§ **To do**: Return all the entries exactly, keeping pictures out.
** Start Task data **
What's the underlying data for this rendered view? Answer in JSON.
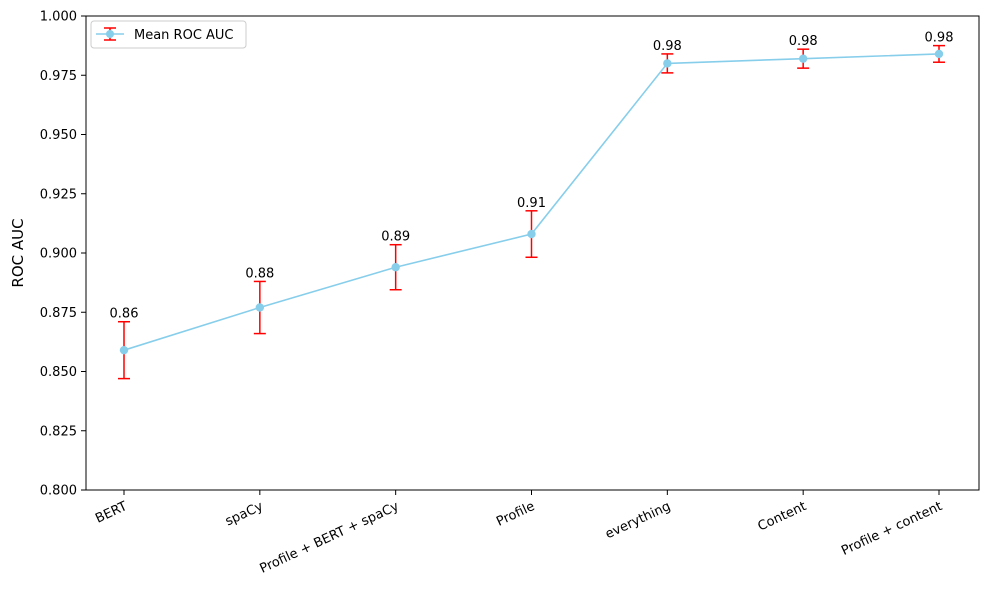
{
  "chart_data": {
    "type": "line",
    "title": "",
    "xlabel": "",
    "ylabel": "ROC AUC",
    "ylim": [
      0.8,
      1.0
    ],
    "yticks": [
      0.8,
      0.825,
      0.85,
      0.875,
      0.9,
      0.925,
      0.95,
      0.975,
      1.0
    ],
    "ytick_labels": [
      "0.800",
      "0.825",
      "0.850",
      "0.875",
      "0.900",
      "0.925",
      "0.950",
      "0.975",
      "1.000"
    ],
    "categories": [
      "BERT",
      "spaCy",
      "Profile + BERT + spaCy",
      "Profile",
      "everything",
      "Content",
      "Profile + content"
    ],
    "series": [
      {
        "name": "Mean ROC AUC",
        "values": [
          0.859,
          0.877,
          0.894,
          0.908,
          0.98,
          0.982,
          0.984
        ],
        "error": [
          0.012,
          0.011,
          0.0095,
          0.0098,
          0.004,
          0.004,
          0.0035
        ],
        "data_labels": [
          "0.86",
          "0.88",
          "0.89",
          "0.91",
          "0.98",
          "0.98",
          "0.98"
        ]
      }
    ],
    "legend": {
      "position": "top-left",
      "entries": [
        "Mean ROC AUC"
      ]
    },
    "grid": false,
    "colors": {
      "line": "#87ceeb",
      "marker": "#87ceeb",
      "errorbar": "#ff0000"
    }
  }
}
** End Task data **
§ **Solution to the exercise**:
What's the underlying data for this rendered view? Answer in JSON.
{
  "chart_data": {
    "type": "line",
    "title": "",
    "xlabel": "",
    "ylabel": "ROC AUC",
    "ylim": [
      0.8,
      1.0
    ],
    "yticks": [
      0.8,
      0.825,
      0.85,
      0.875,
      0.9,
      0.925,
      0.95,
      0.975,
      1.0
    ],
    "ytick_labels": [
      "0.800",
      "0.825",
      "0.850",
      "0.875",
      "0.900",
      "0.925",
      "0.950",
      "0.975",
      "1.000"
    ],
    "categories": [
      "BERT",
      "spaCy",
      "Profile + BERT + spaCy",
      "Profile",
      "everything",
      "Content",
      "Profile + content"
    ],
    "series": [
      {
        "name": "Mean ROC AUC",
        "values": [
          0.859,
          0.877,
          0.894,
          0.908,
          0.98,
          0.982,
          0.984
        ],
        "error": [
          0.012,
          0.011,
          0.0095,
          0.0098,
          0.004,
          0.004,
          0.0035
        ],
        "data_labels": [
          "0.86",
          "0.88",
          "0.89",
          "0.91",
          "0.98",
          "0.98",
          "0.98"
        ]
      }
    ],
    "legend": {
      "position": "top-left",
      "entries": [
        "Mean ROC AUC"
      ]
    },
    "grid": false,
    "colors": {
      "line": "#87ceeb",
      "marker": "#87ceeb",
      "errorbar": "#ff0000"
    }
  }
}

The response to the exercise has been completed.